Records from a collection

╔══

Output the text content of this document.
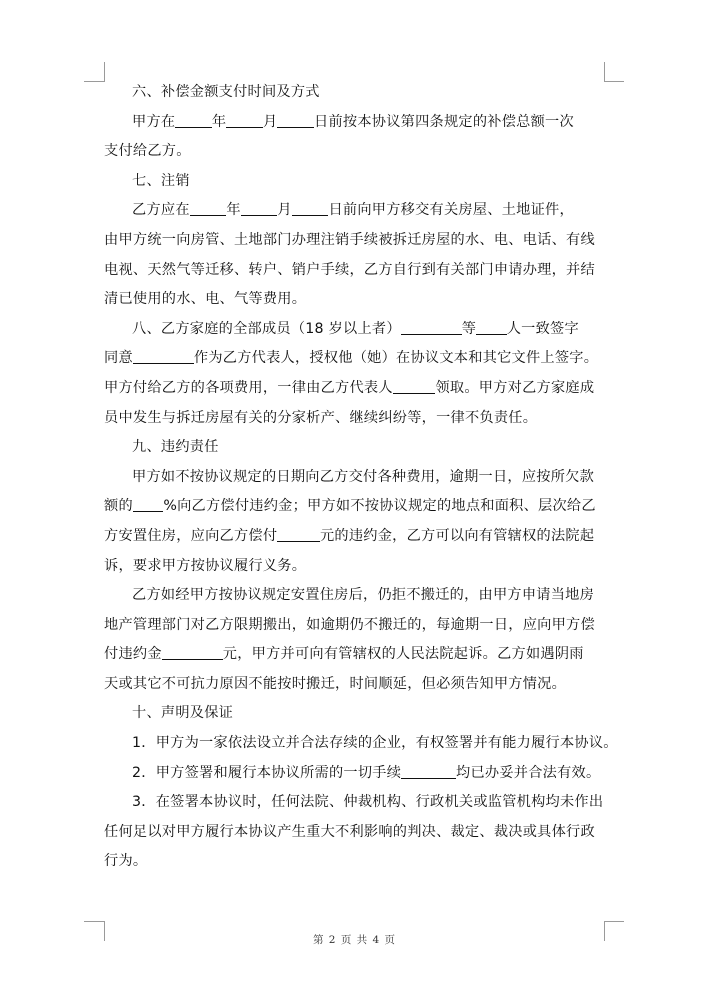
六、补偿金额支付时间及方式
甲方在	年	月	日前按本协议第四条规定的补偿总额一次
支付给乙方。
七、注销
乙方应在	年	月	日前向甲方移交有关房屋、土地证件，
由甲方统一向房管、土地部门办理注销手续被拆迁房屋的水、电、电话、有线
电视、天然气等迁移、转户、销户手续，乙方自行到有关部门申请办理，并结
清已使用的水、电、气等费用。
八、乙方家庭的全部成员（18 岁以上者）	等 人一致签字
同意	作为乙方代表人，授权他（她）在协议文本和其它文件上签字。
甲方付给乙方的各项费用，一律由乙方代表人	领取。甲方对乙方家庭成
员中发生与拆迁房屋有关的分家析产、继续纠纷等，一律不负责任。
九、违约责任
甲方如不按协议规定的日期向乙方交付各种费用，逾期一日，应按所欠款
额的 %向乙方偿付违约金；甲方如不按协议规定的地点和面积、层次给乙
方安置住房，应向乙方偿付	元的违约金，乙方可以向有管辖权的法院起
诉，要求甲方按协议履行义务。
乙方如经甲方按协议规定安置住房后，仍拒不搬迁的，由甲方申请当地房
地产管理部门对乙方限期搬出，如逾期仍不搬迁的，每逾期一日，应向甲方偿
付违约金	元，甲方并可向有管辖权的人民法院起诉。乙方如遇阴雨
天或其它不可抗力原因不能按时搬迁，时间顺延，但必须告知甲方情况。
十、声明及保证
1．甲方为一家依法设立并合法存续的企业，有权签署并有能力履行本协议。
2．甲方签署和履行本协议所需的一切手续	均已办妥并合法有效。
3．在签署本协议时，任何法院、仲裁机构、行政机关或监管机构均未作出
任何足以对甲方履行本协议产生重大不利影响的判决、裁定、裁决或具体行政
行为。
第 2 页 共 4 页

╚══
╔══

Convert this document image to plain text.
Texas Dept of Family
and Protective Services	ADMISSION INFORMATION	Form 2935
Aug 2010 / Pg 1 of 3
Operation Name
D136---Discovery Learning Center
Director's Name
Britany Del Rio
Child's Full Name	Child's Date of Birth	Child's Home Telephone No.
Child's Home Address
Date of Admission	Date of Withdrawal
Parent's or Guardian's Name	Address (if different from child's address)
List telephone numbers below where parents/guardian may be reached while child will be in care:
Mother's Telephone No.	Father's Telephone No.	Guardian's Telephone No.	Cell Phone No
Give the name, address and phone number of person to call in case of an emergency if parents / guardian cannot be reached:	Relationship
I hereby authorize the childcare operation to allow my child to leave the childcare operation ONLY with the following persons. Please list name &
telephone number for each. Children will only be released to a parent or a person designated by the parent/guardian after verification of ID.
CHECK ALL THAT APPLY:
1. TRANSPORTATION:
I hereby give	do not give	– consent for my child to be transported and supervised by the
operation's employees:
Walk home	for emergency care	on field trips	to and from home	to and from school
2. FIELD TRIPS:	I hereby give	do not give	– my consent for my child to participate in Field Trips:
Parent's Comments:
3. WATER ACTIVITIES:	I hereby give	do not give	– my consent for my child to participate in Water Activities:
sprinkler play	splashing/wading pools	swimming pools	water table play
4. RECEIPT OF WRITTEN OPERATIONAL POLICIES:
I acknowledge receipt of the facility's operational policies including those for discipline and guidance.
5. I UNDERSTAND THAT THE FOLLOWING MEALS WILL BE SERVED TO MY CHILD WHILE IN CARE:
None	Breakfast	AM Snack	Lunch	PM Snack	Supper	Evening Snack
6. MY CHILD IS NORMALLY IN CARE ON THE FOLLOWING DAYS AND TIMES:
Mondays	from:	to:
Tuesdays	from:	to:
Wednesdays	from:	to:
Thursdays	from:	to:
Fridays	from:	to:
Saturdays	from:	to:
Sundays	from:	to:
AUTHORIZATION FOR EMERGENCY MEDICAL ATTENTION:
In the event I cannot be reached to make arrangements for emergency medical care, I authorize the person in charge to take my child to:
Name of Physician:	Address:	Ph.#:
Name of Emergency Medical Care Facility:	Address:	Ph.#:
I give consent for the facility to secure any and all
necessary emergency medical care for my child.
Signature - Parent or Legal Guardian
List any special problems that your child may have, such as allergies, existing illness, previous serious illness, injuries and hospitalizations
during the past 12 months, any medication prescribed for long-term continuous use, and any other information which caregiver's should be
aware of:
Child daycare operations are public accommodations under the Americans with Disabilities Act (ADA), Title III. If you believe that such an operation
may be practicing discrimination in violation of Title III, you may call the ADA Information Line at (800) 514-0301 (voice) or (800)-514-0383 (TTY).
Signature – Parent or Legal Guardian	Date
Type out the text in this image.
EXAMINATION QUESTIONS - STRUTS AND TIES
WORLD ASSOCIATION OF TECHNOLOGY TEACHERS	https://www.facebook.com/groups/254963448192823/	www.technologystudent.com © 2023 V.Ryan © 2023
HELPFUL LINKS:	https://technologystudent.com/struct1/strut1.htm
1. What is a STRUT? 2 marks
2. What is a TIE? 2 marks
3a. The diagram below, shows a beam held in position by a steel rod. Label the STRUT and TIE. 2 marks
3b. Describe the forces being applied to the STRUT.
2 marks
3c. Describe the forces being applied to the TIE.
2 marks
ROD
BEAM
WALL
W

╚══
╔══

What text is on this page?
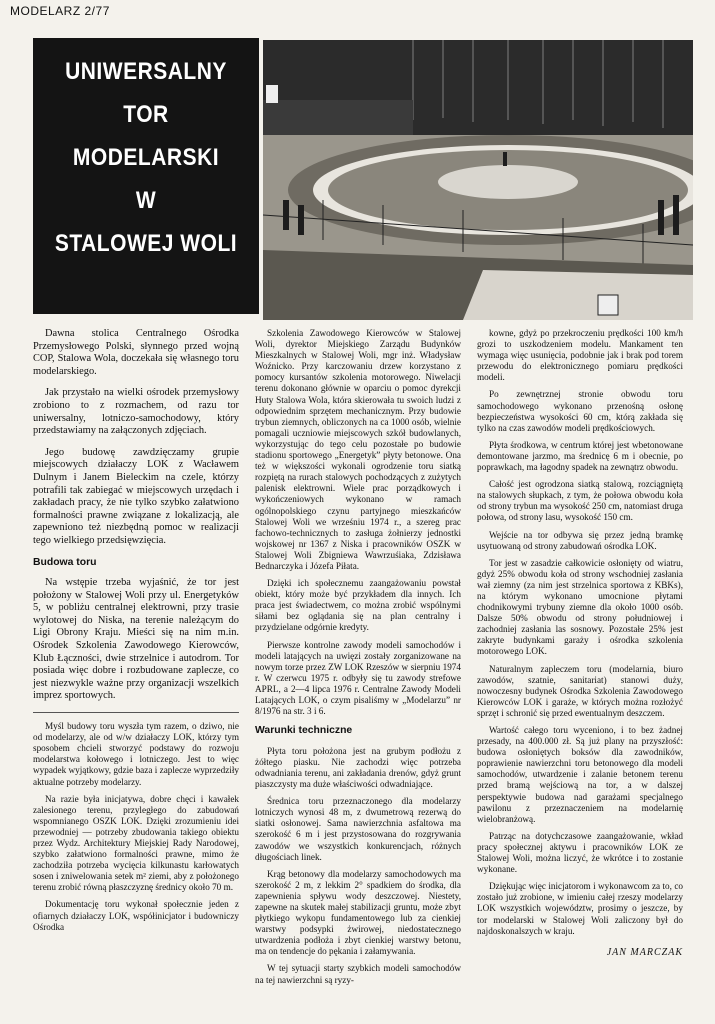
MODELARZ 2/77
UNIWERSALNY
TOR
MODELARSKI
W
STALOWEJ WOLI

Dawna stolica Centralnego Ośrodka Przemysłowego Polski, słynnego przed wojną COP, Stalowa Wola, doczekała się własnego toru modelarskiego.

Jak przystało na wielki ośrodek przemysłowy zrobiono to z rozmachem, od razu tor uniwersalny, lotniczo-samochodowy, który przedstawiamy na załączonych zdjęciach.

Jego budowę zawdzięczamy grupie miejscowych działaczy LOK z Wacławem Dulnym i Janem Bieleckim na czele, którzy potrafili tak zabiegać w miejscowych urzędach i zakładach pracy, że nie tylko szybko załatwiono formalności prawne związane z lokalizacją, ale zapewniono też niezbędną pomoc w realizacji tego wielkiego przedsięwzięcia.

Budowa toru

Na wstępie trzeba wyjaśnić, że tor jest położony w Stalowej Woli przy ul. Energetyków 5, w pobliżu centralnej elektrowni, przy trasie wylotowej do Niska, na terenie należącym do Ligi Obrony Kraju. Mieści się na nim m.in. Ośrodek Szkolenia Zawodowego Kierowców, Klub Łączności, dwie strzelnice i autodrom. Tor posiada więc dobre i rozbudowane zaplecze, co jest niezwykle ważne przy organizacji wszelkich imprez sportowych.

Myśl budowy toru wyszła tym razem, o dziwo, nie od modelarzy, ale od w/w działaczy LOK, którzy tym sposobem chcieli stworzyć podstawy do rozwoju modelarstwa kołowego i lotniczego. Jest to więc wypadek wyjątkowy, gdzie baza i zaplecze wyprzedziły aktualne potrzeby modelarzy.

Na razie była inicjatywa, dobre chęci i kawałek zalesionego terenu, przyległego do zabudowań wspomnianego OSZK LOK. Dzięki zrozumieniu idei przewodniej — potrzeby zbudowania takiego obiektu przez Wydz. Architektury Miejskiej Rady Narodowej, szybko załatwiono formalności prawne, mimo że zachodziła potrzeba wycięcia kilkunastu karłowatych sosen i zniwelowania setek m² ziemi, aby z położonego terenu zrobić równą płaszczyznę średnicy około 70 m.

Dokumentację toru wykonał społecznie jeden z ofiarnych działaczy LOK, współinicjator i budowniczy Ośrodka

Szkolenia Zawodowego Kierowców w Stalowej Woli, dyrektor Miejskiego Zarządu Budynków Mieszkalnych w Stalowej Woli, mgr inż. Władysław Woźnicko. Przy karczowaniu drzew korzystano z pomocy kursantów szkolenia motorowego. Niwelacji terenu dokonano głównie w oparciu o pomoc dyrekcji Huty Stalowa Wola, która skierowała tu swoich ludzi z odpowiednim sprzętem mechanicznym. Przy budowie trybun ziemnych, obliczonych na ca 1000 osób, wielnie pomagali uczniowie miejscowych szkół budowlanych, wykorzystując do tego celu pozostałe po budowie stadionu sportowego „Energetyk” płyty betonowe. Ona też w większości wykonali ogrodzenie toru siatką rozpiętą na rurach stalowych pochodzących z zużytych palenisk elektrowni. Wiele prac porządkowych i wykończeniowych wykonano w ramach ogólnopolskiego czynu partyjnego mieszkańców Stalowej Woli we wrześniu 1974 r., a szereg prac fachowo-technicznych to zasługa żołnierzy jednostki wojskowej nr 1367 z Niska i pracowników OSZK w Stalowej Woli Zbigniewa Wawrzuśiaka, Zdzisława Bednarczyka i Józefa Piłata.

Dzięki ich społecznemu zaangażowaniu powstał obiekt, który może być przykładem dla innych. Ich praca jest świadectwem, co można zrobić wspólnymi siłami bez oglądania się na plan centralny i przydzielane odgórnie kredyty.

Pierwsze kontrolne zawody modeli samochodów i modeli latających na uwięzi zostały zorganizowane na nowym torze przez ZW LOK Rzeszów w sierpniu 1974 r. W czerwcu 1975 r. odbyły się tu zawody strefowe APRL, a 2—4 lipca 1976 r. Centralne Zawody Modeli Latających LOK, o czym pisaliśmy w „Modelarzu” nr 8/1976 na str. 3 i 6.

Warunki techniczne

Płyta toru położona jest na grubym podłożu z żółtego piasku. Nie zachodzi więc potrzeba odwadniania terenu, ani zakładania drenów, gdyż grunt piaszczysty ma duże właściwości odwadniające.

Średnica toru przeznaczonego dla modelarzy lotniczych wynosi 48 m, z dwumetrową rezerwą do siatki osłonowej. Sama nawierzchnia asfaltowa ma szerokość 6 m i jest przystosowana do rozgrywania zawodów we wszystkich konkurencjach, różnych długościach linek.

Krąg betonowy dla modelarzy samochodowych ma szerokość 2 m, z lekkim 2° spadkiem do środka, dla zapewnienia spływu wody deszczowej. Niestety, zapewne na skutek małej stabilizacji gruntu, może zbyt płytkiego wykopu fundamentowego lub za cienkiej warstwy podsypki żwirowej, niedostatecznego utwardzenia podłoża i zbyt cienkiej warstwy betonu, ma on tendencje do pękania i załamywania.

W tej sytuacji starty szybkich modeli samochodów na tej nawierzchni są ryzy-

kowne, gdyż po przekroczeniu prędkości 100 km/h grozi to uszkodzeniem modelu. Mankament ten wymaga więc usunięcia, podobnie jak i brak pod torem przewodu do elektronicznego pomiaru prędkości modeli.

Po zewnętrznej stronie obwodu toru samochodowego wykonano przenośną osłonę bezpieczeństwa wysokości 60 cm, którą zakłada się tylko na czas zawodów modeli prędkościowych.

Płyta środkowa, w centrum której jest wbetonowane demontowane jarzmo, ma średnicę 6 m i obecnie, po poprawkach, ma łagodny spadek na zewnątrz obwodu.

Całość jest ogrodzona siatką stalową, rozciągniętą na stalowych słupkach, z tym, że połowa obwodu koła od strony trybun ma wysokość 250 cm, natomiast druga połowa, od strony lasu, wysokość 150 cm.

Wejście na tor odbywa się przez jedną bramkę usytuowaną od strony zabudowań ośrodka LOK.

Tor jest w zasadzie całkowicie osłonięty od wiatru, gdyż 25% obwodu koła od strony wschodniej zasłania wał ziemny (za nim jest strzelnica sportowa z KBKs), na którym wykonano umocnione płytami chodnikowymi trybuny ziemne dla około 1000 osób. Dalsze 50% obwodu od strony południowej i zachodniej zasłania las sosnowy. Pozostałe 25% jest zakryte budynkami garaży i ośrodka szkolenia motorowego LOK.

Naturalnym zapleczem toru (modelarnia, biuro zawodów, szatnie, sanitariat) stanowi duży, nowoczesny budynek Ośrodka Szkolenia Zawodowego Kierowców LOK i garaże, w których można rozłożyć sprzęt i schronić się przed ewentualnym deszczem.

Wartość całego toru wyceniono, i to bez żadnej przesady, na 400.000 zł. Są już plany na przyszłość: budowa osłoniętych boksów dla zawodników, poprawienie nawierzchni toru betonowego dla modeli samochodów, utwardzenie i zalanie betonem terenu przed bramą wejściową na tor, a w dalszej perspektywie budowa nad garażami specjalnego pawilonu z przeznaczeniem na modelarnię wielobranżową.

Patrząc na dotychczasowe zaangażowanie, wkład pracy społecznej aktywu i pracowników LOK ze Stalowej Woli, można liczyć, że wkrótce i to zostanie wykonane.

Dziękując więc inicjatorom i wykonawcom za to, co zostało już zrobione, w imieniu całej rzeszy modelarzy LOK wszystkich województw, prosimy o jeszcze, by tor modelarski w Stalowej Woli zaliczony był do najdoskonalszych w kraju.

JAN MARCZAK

╚══

** AIM **
Locate all lines holding the word "modelarzy", then copy them out.

** ANSWER FOR THE TASK **
Myśl budowy toru wyszła tym razem, o dziwo, nie od modelarzy, ale od w/w działaczy LOK, którzy tym sposobem chcieli stworzyć podstawy do rozwoju modelarstwa kołowego i lotniczego. Jest to więc wypadek wyjątkowy, gdzie baza i zaplecze wyprzedziły aktualne potrzeby modelarzy.
Średnica toru przeznaczonego dla modelarzy lotniczych wynosi 48 m, z dwumetrową rezerwą do siatki osłonowej. Sama nawierzchnia asfaltowa ma szerokość 6 m i jest przystosowana do rozgrywania zawodów we wszystkich konkurencjach, różnych długościach linek.
Krąg betonowy dla modelarzy samochodowych ma szerokość 2 m, z lekkim 2° spadkiem do środka, dla zapewnienia spływu wody deszczowej. Niestety, zapewne na skutek małej stabilizacji gruntu, może zbyt płytkiego wykopu fundamentowego lub za cienkiej warstwy podsypki żwirowej, niedostatecznego utwardzenia podłoża i zbyt cienkiej warstwy betonu, ma on tendencje do pękania i załamywania.
Dziękując więc inicjatorom i wykonawcom za to, co zostało już zrobione, w imieniu całej rzeszy modelarzy LOK wszystkich województw, prosimy o jeszcze, by tor modelarski w Stalowej Woli zaliczony był do najdoskonalszych w kraju.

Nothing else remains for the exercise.